> [DOCUMENT SECTION]:
[start]
This section will be oranized in the order of the paper and will only include instructions to reproduce the best models in each sections. (A list of parameters will be included, which will help reproduce the rest).

KenLM

KenLm is trained in two steps:

First train KenLM, set the 'o' parameter to the n-gram order (in this case 2 means 2-gram). KenLm works with orders from 2 to 6.
[end]
> [STATED TASK]:
Write out the KenLM instructions between "This section will" and "from 2 to 6.", inclusive. The items bear no relation to the KenLM instructions.

> [DATASET ENTRIES]:
[start]
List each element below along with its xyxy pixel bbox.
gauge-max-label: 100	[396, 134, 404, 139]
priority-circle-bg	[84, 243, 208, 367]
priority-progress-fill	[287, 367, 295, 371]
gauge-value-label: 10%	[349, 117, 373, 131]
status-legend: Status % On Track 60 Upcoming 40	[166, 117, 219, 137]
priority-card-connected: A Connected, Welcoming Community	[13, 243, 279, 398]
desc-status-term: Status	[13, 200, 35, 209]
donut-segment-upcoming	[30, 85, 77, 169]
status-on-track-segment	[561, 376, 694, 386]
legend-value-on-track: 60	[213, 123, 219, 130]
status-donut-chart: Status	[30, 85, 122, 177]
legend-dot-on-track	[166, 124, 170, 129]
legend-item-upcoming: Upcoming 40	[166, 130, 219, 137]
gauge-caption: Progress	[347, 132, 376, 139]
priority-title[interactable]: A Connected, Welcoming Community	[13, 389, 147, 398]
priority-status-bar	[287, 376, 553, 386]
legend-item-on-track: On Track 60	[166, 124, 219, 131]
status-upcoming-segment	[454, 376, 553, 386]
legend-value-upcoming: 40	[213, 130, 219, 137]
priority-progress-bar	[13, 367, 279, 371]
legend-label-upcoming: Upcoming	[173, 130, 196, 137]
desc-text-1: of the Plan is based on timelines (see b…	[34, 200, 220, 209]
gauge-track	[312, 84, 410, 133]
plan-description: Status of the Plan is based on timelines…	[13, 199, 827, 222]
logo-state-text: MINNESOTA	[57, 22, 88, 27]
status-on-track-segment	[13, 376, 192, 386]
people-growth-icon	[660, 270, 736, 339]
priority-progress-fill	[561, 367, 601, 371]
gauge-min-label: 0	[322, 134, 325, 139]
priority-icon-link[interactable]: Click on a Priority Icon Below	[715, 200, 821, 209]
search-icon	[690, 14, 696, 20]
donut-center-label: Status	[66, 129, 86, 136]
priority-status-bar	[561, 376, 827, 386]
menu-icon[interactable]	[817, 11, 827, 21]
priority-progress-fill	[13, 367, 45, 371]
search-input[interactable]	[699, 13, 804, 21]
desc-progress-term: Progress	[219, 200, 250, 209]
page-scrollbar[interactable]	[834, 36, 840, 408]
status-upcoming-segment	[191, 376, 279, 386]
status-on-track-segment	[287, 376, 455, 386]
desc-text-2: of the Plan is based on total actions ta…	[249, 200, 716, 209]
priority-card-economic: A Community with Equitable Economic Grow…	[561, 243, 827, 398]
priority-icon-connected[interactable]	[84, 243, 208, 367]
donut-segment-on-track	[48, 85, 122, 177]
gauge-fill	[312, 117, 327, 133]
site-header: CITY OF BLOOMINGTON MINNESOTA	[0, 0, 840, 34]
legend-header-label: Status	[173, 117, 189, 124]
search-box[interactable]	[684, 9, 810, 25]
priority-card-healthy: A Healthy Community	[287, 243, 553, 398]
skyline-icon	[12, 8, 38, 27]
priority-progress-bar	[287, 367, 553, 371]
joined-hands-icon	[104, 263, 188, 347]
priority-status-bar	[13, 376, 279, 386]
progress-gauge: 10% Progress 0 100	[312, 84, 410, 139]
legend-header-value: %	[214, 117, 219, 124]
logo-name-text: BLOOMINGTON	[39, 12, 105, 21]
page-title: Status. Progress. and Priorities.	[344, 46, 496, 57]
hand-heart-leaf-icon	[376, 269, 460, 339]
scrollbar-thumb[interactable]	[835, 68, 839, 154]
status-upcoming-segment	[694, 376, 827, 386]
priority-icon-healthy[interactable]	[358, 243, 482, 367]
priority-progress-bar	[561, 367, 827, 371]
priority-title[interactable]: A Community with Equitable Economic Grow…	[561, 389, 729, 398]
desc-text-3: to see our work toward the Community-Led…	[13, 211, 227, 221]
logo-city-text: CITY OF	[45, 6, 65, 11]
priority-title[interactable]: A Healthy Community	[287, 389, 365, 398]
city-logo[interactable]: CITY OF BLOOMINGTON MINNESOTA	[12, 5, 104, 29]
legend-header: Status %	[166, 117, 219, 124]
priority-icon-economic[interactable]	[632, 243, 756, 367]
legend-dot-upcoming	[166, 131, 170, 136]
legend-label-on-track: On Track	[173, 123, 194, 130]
[end]
> [EXERCISE RESPONSE]:
This section will be oranized in the order of the paper and will only include instructions to reproduce the best models in each sections. (A list of parameters will be included, which will help reproduce the rest).

KenLM

KenLm is trained in two steps:

First train KenLM, set the 'o' parameter to the n-gram order (in this case 2 means 2-gram). KenLm works with orders from 2 to 6.